**Description of the task**.
Copy each line exactly. Drop every picture.

**Data shown**.
<<<<

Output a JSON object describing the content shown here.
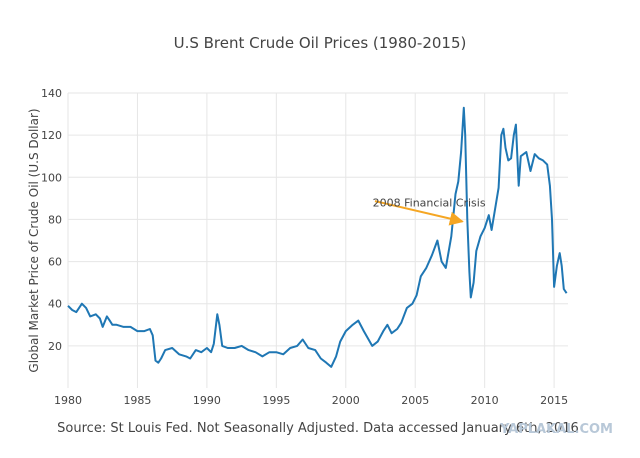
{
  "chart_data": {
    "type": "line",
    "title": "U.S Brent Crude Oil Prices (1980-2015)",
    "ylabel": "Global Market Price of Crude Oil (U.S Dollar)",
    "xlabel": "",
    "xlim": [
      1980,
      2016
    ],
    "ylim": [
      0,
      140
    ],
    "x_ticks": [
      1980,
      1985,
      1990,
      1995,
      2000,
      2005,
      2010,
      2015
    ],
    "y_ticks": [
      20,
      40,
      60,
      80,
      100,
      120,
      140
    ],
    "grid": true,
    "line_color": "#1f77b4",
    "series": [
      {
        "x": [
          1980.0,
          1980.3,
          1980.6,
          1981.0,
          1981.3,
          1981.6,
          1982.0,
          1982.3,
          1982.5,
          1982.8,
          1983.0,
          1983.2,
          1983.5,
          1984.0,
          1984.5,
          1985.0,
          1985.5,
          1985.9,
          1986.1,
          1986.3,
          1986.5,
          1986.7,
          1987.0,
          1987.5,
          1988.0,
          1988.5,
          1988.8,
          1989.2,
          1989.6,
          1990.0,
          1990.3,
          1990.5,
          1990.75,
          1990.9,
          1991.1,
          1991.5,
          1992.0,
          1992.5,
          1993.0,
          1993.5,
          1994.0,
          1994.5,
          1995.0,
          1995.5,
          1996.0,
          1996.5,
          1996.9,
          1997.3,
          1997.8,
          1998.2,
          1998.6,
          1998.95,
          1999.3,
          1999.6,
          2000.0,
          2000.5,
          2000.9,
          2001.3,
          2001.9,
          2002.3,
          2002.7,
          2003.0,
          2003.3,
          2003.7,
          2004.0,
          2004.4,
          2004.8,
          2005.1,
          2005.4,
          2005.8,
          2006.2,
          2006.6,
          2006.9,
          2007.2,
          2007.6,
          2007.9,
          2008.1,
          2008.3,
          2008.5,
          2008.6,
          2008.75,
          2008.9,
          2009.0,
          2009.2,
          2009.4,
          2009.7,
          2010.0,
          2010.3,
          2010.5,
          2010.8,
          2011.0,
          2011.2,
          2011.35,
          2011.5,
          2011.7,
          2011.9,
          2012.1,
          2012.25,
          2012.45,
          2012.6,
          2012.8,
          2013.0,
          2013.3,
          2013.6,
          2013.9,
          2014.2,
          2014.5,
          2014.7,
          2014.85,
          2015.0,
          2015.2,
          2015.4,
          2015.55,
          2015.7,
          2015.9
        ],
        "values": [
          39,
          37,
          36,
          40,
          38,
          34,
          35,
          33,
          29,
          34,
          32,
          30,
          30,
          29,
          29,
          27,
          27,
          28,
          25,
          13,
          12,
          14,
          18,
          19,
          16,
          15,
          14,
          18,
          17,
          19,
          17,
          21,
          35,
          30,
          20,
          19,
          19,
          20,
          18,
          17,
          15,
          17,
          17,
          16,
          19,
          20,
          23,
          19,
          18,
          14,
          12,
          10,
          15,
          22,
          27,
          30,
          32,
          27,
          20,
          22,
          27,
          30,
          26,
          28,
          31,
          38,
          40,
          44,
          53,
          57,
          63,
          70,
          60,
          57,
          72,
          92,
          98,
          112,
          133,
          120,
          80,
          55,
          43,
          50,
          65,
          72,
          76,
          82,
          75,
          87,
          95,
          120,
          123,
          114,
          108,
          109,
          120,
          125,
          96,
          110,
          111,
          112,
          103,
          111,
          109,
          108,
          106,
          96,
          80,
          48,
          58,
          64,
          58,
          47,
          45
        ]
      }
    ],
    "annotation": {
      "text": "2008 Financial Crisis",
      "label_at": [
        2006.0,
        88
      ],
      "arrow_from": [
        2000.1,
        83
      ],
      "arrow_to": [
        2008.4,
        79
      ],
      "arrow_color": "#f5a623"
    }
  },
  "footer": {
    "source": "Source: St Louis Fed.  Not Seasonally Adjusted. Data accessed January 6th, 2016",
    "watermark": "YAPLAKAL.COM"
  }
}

>>>>

**Output of the exercise**.
Output a JSON object describing the content shown here.
{
  "chart_data": {
    "type": "line",
    "title": "U.S Brent Crude Oil Prices (1980-2015)",
    "ylabel": "Global Market Price of Crude Oil (U.S Dollar)",
    "xlabel": "",
    "xlim": [
      1980,
      2016
    ],
    "ylim": [
      0,
      140
    ],
    "x_ticks": [
      1980,
      1985,
      1990,
      1995,
      2000,
      2005,
      2010,
      2015
    ],
    "y_ticks": [
      20,
      40,
      60,
      80,
      100,
      120,
      140
    ],
    "grid": true,
    "line_color": "#1f77b4",
    "series": [
      {
        "x": [
          1980.0,
          1980.3,
          1980.6,
          1981.0,
          1981.3,
          1981.6,
          1982.0,
          1982.3,
          1982.5,
          1982.8,
          1983.0,
          1983.2,
          1983.5,
          1984.0,
          1984.5,
          1985.0,
          1985.5,
          1985.9,
          1986.1,
          1986.3,
          1986.5,
          1986.7,
          1987.0,
          1987.5,
          1988.0,
          1988.5,
          1988.8,
          1989.2,
          1989.6,
          1990.0,
          1990.3,
          1990.5,
          1990.75,
          1990.9,
          1991.1,
          1991.5,
          1992.0,
          1992.5,
          1993.0,
          1993.5,
          1994.0,
          1994.5,
          1995.0,
          1995.5,
          1996.0,
          1996.5,
          1996.9,
          1997.3,
          1997.8,
          1998.2,
          1998.6,
          1998.95,
          1999.3,
          1999.6,
          2000.0,
          2000.5,
          2000.9,
          2001.3,
          2001.9,
          2002.3,
          2002.7,
          2003.0,
          2003.3,
          2003.7,
          2004.0,
          2004.4,
          2004.8,
          2005.1,
          2005.4,
          2005.8,
          2006.2,
          2006.6,
          2006.9,
          2007.2,
          2007.6,
          2007.9,
          2008.1,
          2008.3,
          2008.5,
          2008.6,
          2008.75,
          2008.9,
          2009.0,
          2009.2,
          2009.4,
          2009.7,
          2010.0,
          2010.3,
          2010.5,
          2010.8,
          2011.0,
          2011.2,
          2011.35,
          2011.5,
          2011.7,
          2011.9,
          2012.1,
          2012.25,
          2012.45,
          2012.6,
          2012.8,
          2013.0,
          2013.3,
          2013.6,
          2013.9,
          2014.2,
          2014.5,
          2014.7,
          2014.85,
          2015.0,
          2015.2,
          2015.4,
          2015.55,
          2015.7,
          2015.9
        ],
        "values": [
          39,
          37,
          36,
          40,
          38,
          34,
          35,
          33,
          29,
          34,
          32,
          30,
          30,
          29,
          29,
          27,
          27,
          28,
          25,
          13,
          12,
          14,
          18,
          19,
          16,
          15,
          14,
          18,
          17,
          19,
          17,
          21,
          35,
          30,
          20,
          19,
          19,
          20,
          18,
          17,
          15,
          17,
          17,
          16,
          19,
          20,
          23,
          19,
          18,
          14,
          12,
          10,
          15,
          22,
          27,
          30,
          32,
          27,
          20,
          22,
          27,
          30,
          26,
          28,
          31,
          38,
          40,
          44,
          53,
          57,
          63,
          70,
          60,
          57,
          72,
          92,
          98,
          112,
          133,
          120,
          80,
          55,
          43,
          50,
          65,
          72,
          76,
          82,
          75,
          87,
          95,
          120,
          123,
          114,
          108,
          109,
          120,
          125,
          96,
          110,
          111,
          112,
          103,
          111,
          109,
          108,
          106,
          96,
          80,
          48,
          58,
          64,
          58,
          47,
          45
        ]
      }
    ],
    "annotation": {
      "text": "2008 Financial Crisis",
      "label_at": [
        2006.0,
        88
      ],
      "arrow_from": [
        2000.1,
        83
      ],
      "arrow_to": [
        2008.4,
        79
      ],
      "arrow_color": "#f5a623"
    }
  },
  "footer": {
    "source": "Source: St Louis Fed.  Not Seasonally Adjusted. Data accessed January 6th, 2016",
    "watermark": "YAPLAKAL.COM"
  }
}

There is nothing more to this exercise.